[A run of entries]
_ _ _ _ _ _ _
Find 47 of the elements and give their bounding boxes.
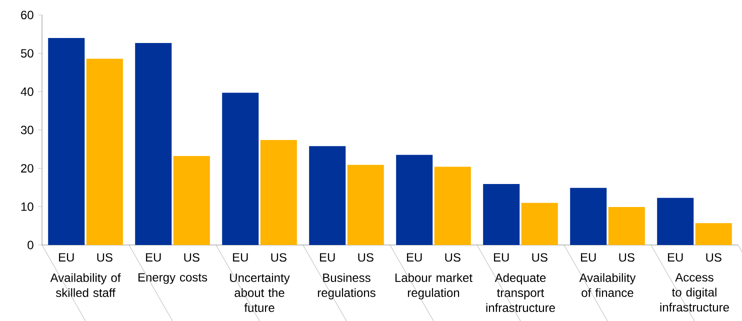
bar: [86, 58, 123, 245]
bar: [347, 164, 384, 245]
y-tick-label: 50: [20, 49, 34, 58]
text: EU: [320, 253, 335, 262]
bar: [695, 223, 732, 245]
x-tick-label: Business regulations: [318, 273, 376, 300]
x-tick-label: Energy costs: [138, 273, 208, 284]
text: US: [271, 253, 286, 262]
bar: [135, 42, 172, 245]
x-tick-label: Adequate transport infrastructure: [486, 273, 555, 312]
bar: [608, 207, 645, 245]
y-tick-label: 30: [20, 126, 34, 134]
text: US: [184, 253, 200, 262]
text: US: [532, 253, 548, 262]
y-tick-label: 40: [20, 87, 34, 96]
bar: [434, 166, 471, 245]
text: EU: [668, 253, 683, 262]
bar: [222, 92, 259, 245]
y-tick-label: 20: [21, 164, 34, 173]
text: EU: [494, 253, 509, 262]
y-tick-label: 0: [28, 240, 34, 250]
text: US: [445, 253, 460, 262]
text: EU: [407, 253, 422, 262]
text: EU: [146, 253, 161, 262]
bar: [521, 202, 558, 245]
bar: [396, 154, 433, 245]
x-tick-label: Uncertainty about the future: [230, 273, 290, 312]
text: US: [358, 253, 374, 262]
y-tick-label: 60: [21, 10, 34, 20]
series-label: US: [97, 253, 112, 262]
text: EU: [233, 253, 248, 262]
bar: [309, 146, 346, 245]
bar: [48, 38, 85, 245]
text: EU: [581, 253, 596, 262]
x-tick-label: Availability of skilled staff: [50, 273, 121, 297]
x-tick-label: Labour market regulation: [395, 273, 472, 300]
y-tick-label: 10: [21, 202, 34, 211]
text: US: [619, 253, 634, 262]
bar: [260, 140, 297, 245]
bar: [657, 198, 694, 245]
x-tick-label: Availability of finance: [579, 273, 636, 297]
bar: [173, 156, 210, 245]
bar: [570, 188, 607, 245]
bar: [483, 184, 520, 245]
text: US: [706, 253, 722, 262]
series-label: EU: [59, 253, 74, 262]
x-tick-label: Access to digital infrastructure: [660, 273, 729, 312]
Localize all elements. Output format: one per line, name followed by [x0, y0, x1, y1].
_ _ _ _ _ _ _
Return every line of the entries above word for word, omitting the pictures.

Find 47 of the elements and give their bounding boxes.
bar: [86, 58, 123, 245]
bar: [347, 164, 384, 245]
y-tick-label: 50: [20, 49, 34, 58]
text: EU: [320, 253, 335, 262]
bar: [695, 223, 732, 245]
x-tick-label: Business regulations: [318, 273, 376, 300]
x-tick-label: Energy costs: [138, 273, 208, 284]
text: US: [271, 253, 286, 262]
bar: [135, 42, 172, 245]
x-tick-label: Adequate transport infrastructure: [486, 273, 555, 312]
bar: [608, 207, 645, 245]
y-tick-label: 30: [20, 126, 34, 134]
text: US: [184, 253, 200, 262]
text: US: [532, 253, 548, 262]
y-tick-label: 40: [20, 87, 34, 96]
bar: [434, 166, 471, 245]
text: EU: [668, 253, 683, 262]
bar: [222, 92, 259, 245]
y-tick-label: 20: [21, 164, 34, 173]
text: EU: [494, 253, 509, 262]
y-tick-label: 0: [28, 240, 34, 250]
text: US: [445, 253, 460, 262]
text: EU: [407, 253, 422, 262]
text: EU: [146, 253, 161, 262]
bar: [521, 202, 558, 245]
bar: [396, 154, 433, 245]
x-tick-label: Uncertainty about the future: [230, 273, 290, 312]
text: US: [358, 253, 374, 262]
y-tick-label: 60: [21, 10, 34, 20]
series-label: US: [97, 253, 112, 262]
text: EU: [233, 253, 248, 262]
bar: [309, 146, 346, 245]
bar: [48, 38, 85, 245]
text: EU: [581, 253, 596, 262]
x-tick-label: Availability of skilled staff: [50, 273, 121, 297]
x-tick-label: Labour market regulation: [395, 273, 472, 300]
y-tick-label: 10: [21, 202, 34, 211]
text: US: [619, 253, 634, 262]
bar: [260, 140, 297, 245]
bar: [657, 198, 694, 245]
x-tick-label: Availability of finance: [579, 273, 636, 297]
bar: [173, 156, 210, 245]
bar: [570, 188, 607, 245]
bar: [483, 184, 520, 245]
text: US: [706, 253, 722, 262]
series-label: EU: [59, 253, 74, 262]
x-tick-label: Access to digital infrastructure: [660, 273, 729, 312]
Localize all elements. Output format: one per line, name followed by [x0, y0, x1, y1].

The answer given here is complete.